Description of the task> Report, as a bare number, how many lines hold "인정하겠는데".

-- begin Given records --

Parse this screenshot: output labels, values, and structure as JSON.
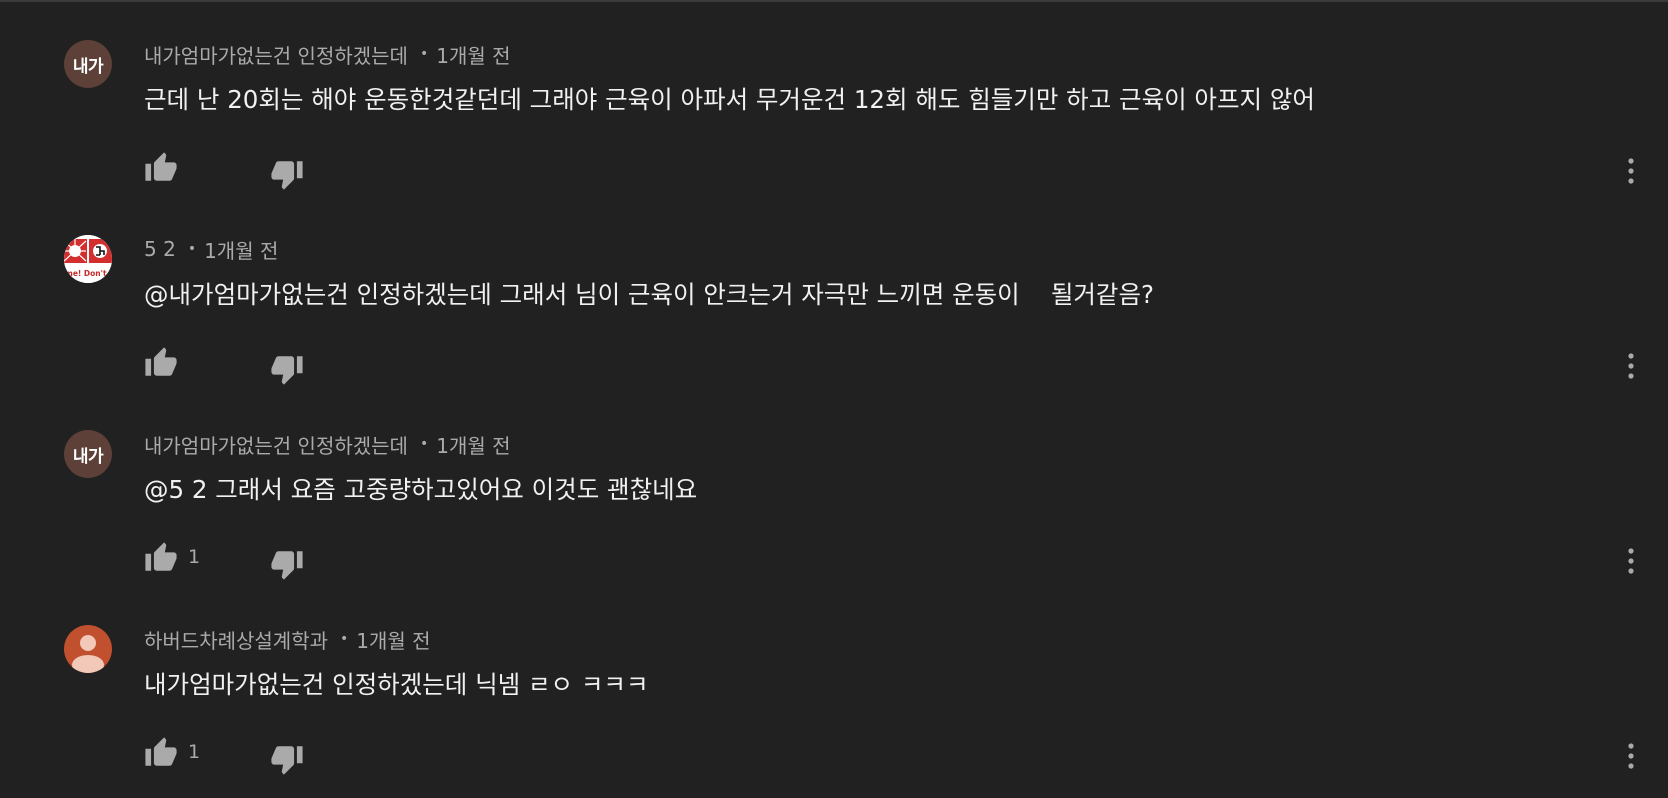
{
  "comments": [
    {
      "avatar_text": "내가",
      "avatar_color": "#5d4037",
      "author": "내가엄마가없는건 인정하겠는데",
      "separator": "•",
      "time": "1개월 전",
      "text": "근데 난 20회는 해야 운동한것같던데 그래야 근육이 아파서 무거운건 12회 해도 힘들기만 하고 근육이 아프지 않어",
      "like_count": ""
    },
    {
      "avatar_text": "",
      "avatar_caption": "me! Don't u",
      "avatar_color": "#ffffff",
      "author": "5 2",
      "separator": "•",
      "time": "1개월 전",
      "text": "@내가엄마가없는건 인정하겠는데 그래서 님이 근육이 안크는거 자극만 느끼면 운동이    될거같음?",
      "like_count": ""
    },
    {
      "avatar_text": "내가",
      "avatar_color": "#5d4037",
      "author": "내가엄마가없는건 인정하겠는데",
      "separator": "•",
      "time": "1개월 전",
      "text": "@5 2 그래서 요즘 고중량하고있어요 이것도 괜찮네요",
      "like_count": "1"
    },
    {
      "avatar_text": "",
      "avatar_color": "#c1502e",
      "author": "하버드차례상설계학과",
      "separator": "•",
      "time": "1개월 전",
      "text": "내가엄마가없는건 인정하겠는데 닉넴 ㄹㅇ ㅋㅋㅋ",
      "like_count": "1"
    }
  ],
  "icons": {
    "like": "thumbs-up-icon",
    "dislike": "thumbs-down-icon",
    "more": "more-vertical-icon"
  },
  "colors": {
    "background": "#212121",
    "author_text": "#aaaaaa",
    "body_text": "#f1f1f1",
    "icon": "#aaaaaa"
  }
}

-- end Given records --

Task output> 4